--- start EXTRACTED MATERIAL ---

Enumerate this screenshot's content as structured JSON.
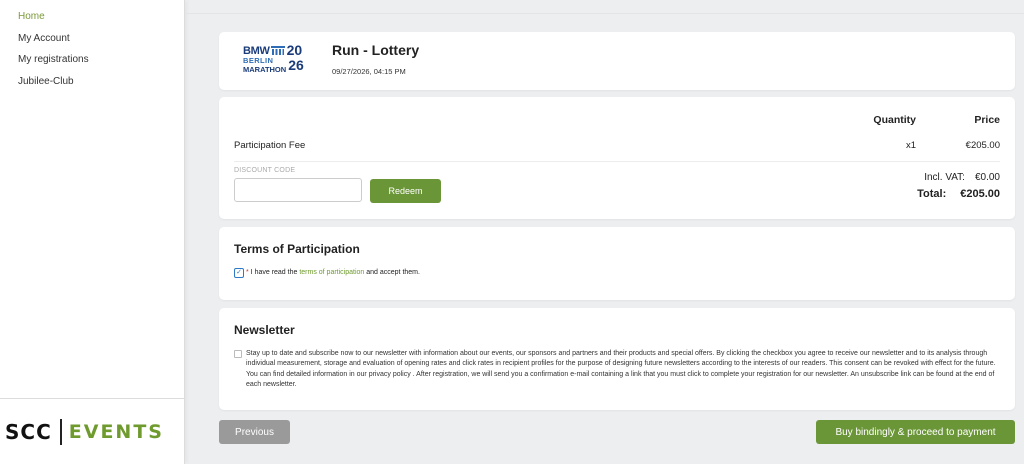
{
  "sidebar": {
    "items": [
      {
        "label": "Home",
        "active": true
      },
      {
        "label": "My Account"
      },
      {
        "label": "My registrations"
      },
      {
        "label": "Jubilee-Club"
      }
    ],
    "brand": {
      "scc": "SCC",
      "events": "EVENTS"
    }
  },
  "event": {
    "logo": {
      "bmw": "BMW",
      "year_top": "20",
      "berlin": "BERLIN",
      "marathon": "MARATHON",
      "year_bottom": "26"
    },
    "title": "Run - Lottery",
    "date": "09/27/2026, 04:15 PM"
  },
  "fee": {
    "quantity_header": "Quantity",
    "price_header": "Price",
    "item_label": "Participation Fee",
    "item_qty": "x1",
    "item_price": "€205.00",
    "discount_label": "DISCOUNT CODE",
    "discount_value": "",
    "redeem_label": "Redeem",
    "vat_label": "Incl. VAT:",
    "vat_value": "€0.00",
    "total_label": "Total:",
    "total_value": "€205.00"
  },
  "terms": {
    "title": "Terms of Participation",
    "checked": true,
    "checkmark": "✓",
    "required_mark": "*",
    "text_before": " I have read the ",
    "link_text": "terms of participation",
    "text_after": " and accept them."
  },
  "newsletter": {
    "title": "Newsletter",
    "checked": false,
    "text": "Stay up to date and subscribe now to our newsletter with information about our events, our sponsors and partners and their products and special offers. By clicking the checkbox you agree to receive our newsletter and to its analysis through individual measurement, storage and evaluation of opening rates and click rates in recipient profiles for the purpose of designing future newsletters according to the interests of our readers. This consent can be revoked with effect for the future. You can find detailed information in our privacy policy . After registration, we will send you a confirmation e-mail containing a link that you must click to complete your registration for our newsletter. An unsubscribe link can be found at the end of each newsletter."
  },
  "footer": {
    "previous_label": "Previous",
    "buy_label": "Buy bindingly & proceed to payment"
  },
  "colors": {
    "accent_green": "#6b9638",
    "link_green": "#6e9a2e",
    "bmw_blue": "#1b3c7a",
    "checkbox_blue": "#2f7ac6",
    "background": "#eceef0"
  }
}
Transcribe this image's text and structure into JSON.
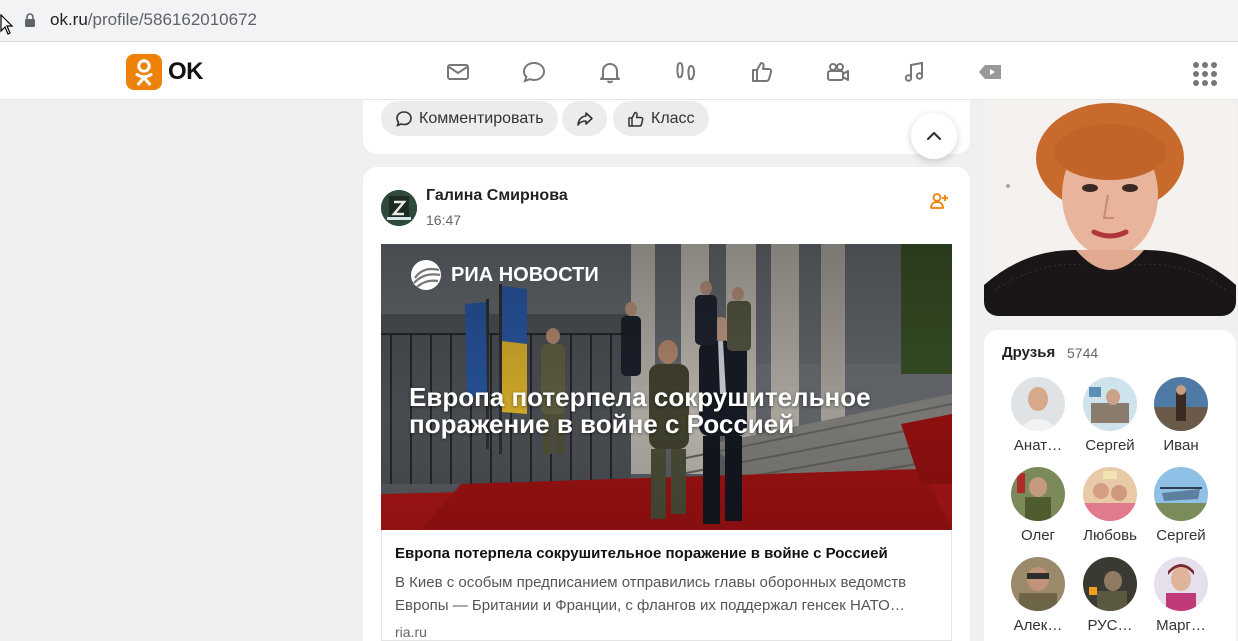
{
  "browser": {
    "url_host": "ok.ru",
    "url_path": "/profile/586162010672"
  },
  "topnav": {
    "logo_text": "OK",
    "icons": [
      "mail-icon",
      "chat-icon",
      "bell-icon",
      "guests-icon",
      "like-icon",
      "video-camera-icon",
      "music-icon",
      "video-icon"
    ]
  },
  "prev_post_actions": {
    "comment": "Комментировать",
    "like": "Класс"
  },
  "post": {
    "author": "Галина Смирнова",
    "time": "16:47",
    "media_brand": "РИА НОВОСТИ",
    "media_headline": "Европа потерпела сокрушительное поражение в войне с Россией",
    "link_title": "Европа потерпела сокрушительное поражение в войне с Россией",
    "link_description": "В Киев с особым предписанием отправились главы оборонных ведомств Европы — Британии и Франции, с флангов их поддержал генсек НАТО…",
    "link_domain": "ria.ru"
  },
  "friends": {
    "title": "Друзья",
    "count": "5744",
    "items": [
      {
        "name": "Анат…"
      },
      {
        "name": "Сергей"
      },
      {
        "name": "Иван"
      },
      {
        "name": "Олег"
      },
      {
        "name": "Любовь"
      },
      {
        "name": "Сергей"
      },
      {
        "name": "Алек…"
      },
      {
        "name": "РУС…"
      },
      {
        "name": "Марг…"
      }
    ]
  },
  "colors": {
    "brand_orange": "#ee8208",
    "background": "#f0f0f0"
  }
}
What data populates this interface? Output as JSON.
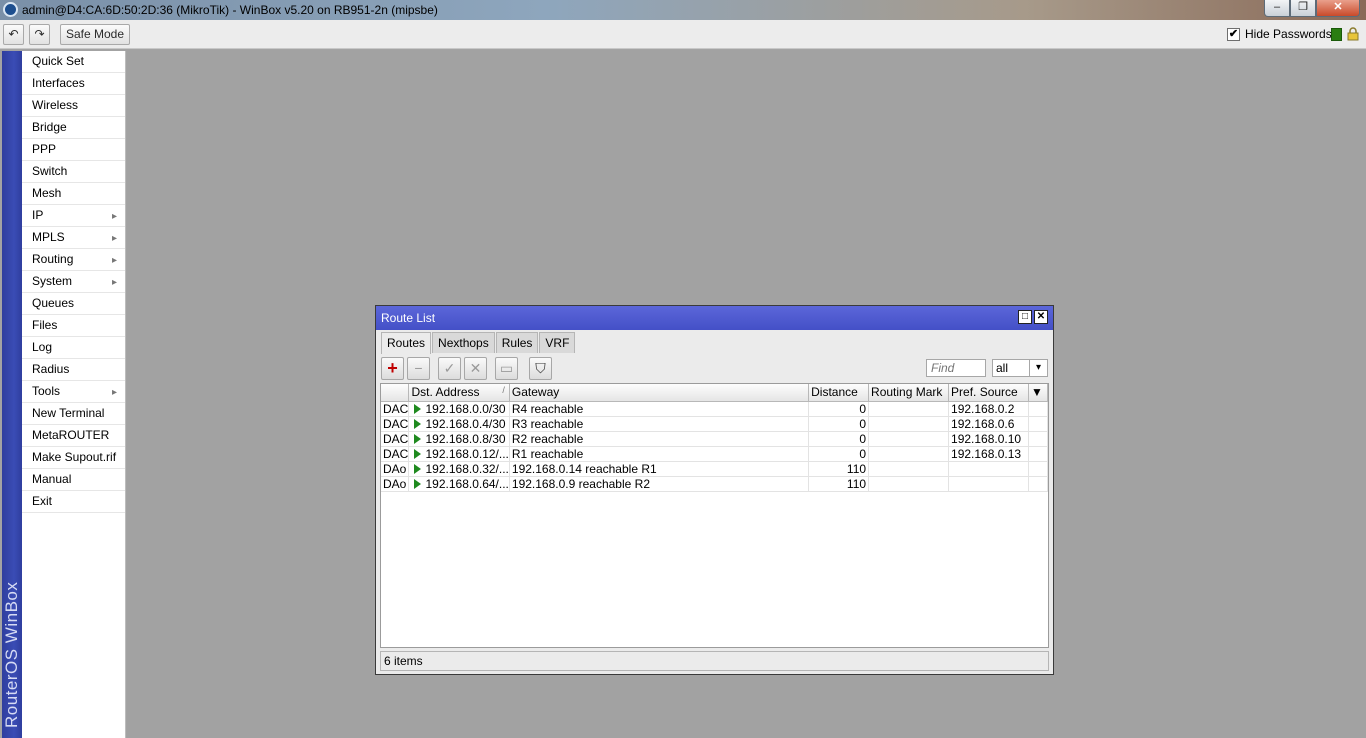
{
  "window": {
    "title": "admin@D4:CA:6D:50:2D:36 (MikroTik) - WinBox v5.20 on RB951-2n (mipsbe)",
    "minimize": "‒",
    "restore": "❐",
    "close": "✕"
  },
  "toolbar": {
    "undo_icon": "↶",
    "redo_icon": "↷",
    "safe_mode": "Safe Mode",
    "hide_passwords_label": "Hide Passwords",
    "hide_passwords_checked": "✔"
  },
  "sidebar": {
    "brand": "RouterOS WinBox",
    "items": [
      {
        "label": "Quick Set",
        "sub": ""
      },
      {
        "label": "Interfaces",
        "sub": ""
      },
      {
        "label": "Wireless",
        "sub": ""
      },
      {
        "label": "Bridge",
        "sub": ""
      },
      {
        "label": "PPP",
        "sub": ""
      },
      {
        "label": "Switch",
        "sub": ""
      },
      {
        "label": "Mesh",
        "sub": ""
      },
      {
        "label": "IP",
        "sub": "▸"
      },
      {
        "label": "MPLS",
        "sub": "▸"
      },
      {
        "label": "Routing",
        "sub": "▸"
      },
      {
        "label": "System",
        "sub": "▸"
      },
      {
        "label": "Queues",
        "sub": ""
      },
      {
        "label": "Files",
        "sub": ""
      },
      {
        "label": "Log",
        "sub": ""
      },
      {
        "label": "Radius",
        "sub": ""
      },
      {
        "label": "Tools",
        "sub": "▸"
      },
      {
        "label": "New Terminal",
        "sub": ""
      },
      {
        "label": "MetaROUTER",
        "sub": ""
      },
      {
        "label": "Make Supout.rif",
        "sub": ""
      },
      {
        "label": "Manual",
        "sub": ""
      },
      {
        "label": "Exit",
        "sub": ""
      }
    ]
  },
  "route_list": {
    "title": "Route List",
    "max_icon": "□",
    "close_icon": "✕",
    "tabs": [
      "Routes",
      "Nexthops",
      "Rules",
      "VRF"
    ],
    "buttons": {
      "add": "+",
      "remove": "−",
      "enable": "✓",
      "disable": "✕",
      "comment": "▭",
      "filter": "⛉"
    },
    "find_placeholder": "Find",
    "filter_value": "all",
    "filter_dd": "▾",
    "columns": [
      "",
      "Dst. Address",
      "Gateway",
      "Distance",
      "Routing Mark",
      "Pref. Source",
      "▼"
    ],
    "sort_mark": "/",
    "rows": [
      {
        "flags": "DAC",
        "dst": "192.168.0.0/30",
        "gateway": "R4 reachable",
        "distance": "0",
        "mark": "",
        "pref_src": "192.168.0.2"
      },
      {
        "flags": "DAC",
        "dst": "192.168.0.4/30",
        "gateway": "R3 reachable",
        "distance": "0",
        "mark": "",
        "pref_src": "192.168.0.6"
      },
      {
        "flags": "DAC",
        "dst": "192.168.0.8/30",
        "gateway": "R2 reachable",
        "distance": "0",
        "mark": "",
        "pref_src": "192.168.0.10"
      },
      {
        "flags": "DAC",
        "dst": "192.168.0.12/...",
        "gateway": "R1 reachable",
        "distance": "0",
        "mark": "",
        "pref_src": "192.168.0.13"
      },
      {
        "flags": "DAo",
        "dst": "192.168.0.32/...",
        "gateway": "192.168.0.14 reachable R1",
        "distance": "110",
        "mark": "",
        "pref_src": ""
      },
      {
        "flags": "DAo",
        "dst": "192.168.0.64/...",
        "gateway": "192.168.0.9 reachable R2",
        "distance": "110",
        "mark": "",
        "pref_src": ""
      }
    ],
    "status": "6 items"
  }
}
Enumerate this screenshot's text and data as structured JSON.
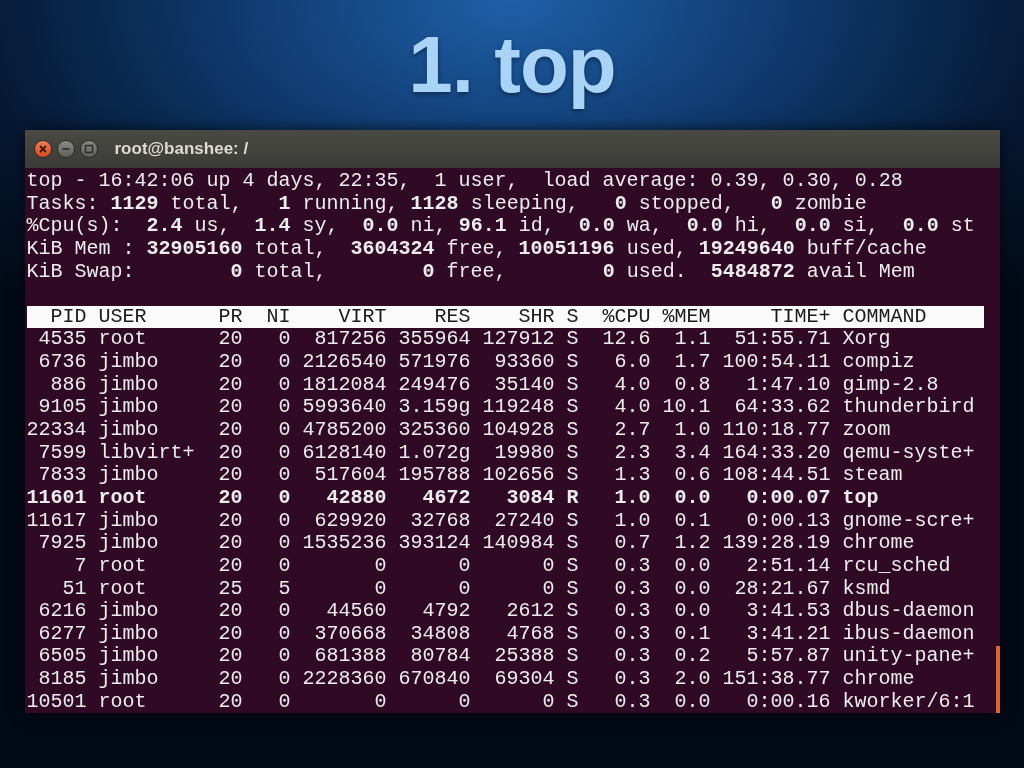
{
  "slide": {
    "title": "1. top"
  },
  "window": {
    "title": "root@banshee: /"
  },
  "summary": [
    "top - 16:42:06 up 4 days, 22:35,  1 user,  load average: 0.39, 0.30, 0.28",
    "Tasks: **1129** total,   **1** running, **1128** sleeping,   **0** stopped,   **0** zombie",
    "%Cpu(s):  **2.4** us,  **1.4** sy,  **0.0** ni, **96.1** id,  **0.0** wa,  **0.0** hi,  **0.0** si,  **0.0** st",
    "KiB Mem : **32905160** total,  **3604324** free, **10051196** used, **19249640** buff/cache",
    "KiB Swap:        **0** total,        **0** free,        **0** used.  **5484872** avail Mem"
  ],
  "table": {
    "columns": [
      "PID",
      "USER",
      "PR",
      "NI",
      "VIRT",
      "RES",
      "SHR",
      "S",
      "%CPU",
      "%MEM",
      "TIME+",
      "COMMAND"
    ],
    "rows": [
      {
        "bold": false,
        "cells": [
          "4535",
          "root",
          "20",
          "0",
          "817256",
          "355964",
          "127912",
          "S",
          "12.6",
          "1.1",
          "51:55.71",
          "Xorg"
        ]
      },
      {
        "bold": false,
        "cells": [
          "6736",
          "jimbo",
          "20",
          "0",
          "2126540",
          "571976",
          "93360",
          "S",
          "6.0",
          "1.7",
          "100:54.11",
          "compiz"
        ]
      },
      {
        "bold": false,
        "cells": [
          "886",
          "jimbo",
          "20",
          "0",
          "1812084",
          "249476",
          "35140",
          "S",
          "4.0",
          "0.8",
          "1:47.10",
          "gimp-2.8"
        ]
      },
      {
        "bold": false,
        "cells": [
          "9105",
          "jimbo",
          "20",
          "0",
          "5993640",
          "3.159g",
          "119248",
          "S",
          "4.0",
          "10.1",
          "64:33.62",
          "thunderbird"
        ]
      },
      {
        "bold": false,
        "cells": [
          "22334",
          "jimbo",
          "20",
          "0",
          "4785200",
          "325360",
          "104928",
          "S",
          "2.7",
          "1.0",
          "110:18.77",
          "zoom"
        ]
      },
      {
        "bold": false,
        "cells": [
          "7599",
          "libvirt+",
          "20",
          "0",
          "6128140",
          "1.072g",
          "19980",
          "S",
          "2.3",
          "3.4",
          "164:33.20",
          "qemu-syste+"
        ]
      },
      {
        "bold": false,
        "cells": [
          "7833",
          "jimbo",
          "20",
          "0",
          "517604",
          "195788",
          "102656",
          "S",
          "1.3",
          "0.6",
          "108:44.51",
          "steam"
        ]
      },
      {
        "bold": true,
        "cells": [
          "11601",
          "root",
          "20",
          "0",
          "42880",
          "4672",
          "3084",
          "R",
          "1.0",
          "0.0",
          "0:00.07",
          "top"
        ]
      },
      {
        "bold": false,
        "cells": [
          "11617",
          "jimbo",
          "20",
          "0",
          "629920",
          "32768",
          "27240",
          "S",
          "1.0",
          "0.1",
          "0:00.13",
          "gnome-scre+"
        ]
      },
      {
        "bold": false,
        "cells": [
          "7925",
          "jimbo",
          "20",
          "0",
          "1535236",
          "393124",
          "140984",
          "S",
          "0.7",
          "1.2",
          "139:28.19",
          "chrome"
        ]
      },
      {
        "bold": false,
        "cells": [
          "7",
          "root",
          "20",
          "0",
          "0",
          "0",
          "0",
          "S",
          "0.3",
          "0.0",
          "2:51.14",
          "rcu_sched"
        ]
      },
      {
        "bold": false,
        "cells": [
          "51",
          "root",
          "25",
          "5",
          "0",
          "0",
          "0",
          "S",
          "0.3",
          "0.0",
          "28:21.67",
          "ksmd"
        ]
      },
      {
        "bold": false,
        "cells": [
          "6216",
          "jimbo",
          "20",
          "0",
          "44560",
          "4792",
          "2612",
          "S",
          "0.3",
          "0.0",
          "3:41.53",
          "dbus-daemon"
        ]
      },
      {
        "bold": false,
        "cells": [
          "6277",
          "jimbo",
          "20",
          "0",
          "370668",
          "34808",
          "4768",
          "S",
          "0.3",
          "0.1",
          "3:41.21",
          "ibus-daemon"
        ]
      },
      {
        "bold": false,
        "cells": [
          "6505",
          "jimbo",
          "20",
          "0",
          "681388",
          "80784",
          "25388",
          "S",
          "0.3",
          "0.2",
          "5:57.87",
          "unity-pane+"
        ]
      },
      {
        "bold": false,
        "cells": [
          "8185",
          "jimbo",
          "20",
          "0",
          "2228360",
          "670840",
          "69304",
          "S",
          "0.3",
          "2.0",
          "151:38.77",
          "chrome"
        ]
      },
      {
        "bold": false,
        "cells": [
          "10501",
          "root",
          "20",
          "0",
          "0",
          "0",
          "0",
          "S",
          "0.3",
          "0.0",
          "0:00.16",
          "kworker/6:1"
        ]
      }
    ]
  }
}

--- end EXTRACTED MATERIAL ---

## TASK BRIEF
Look through the material above. Copy each line where the word "сокрушительное" appears.

## EXPECTED ANSWER
    "media_headline": "Европа потерпела сокрушительное поражение в войне с Россией",
    "link_title": "Европа потерпела сокрушительное поражение в войне с Россией",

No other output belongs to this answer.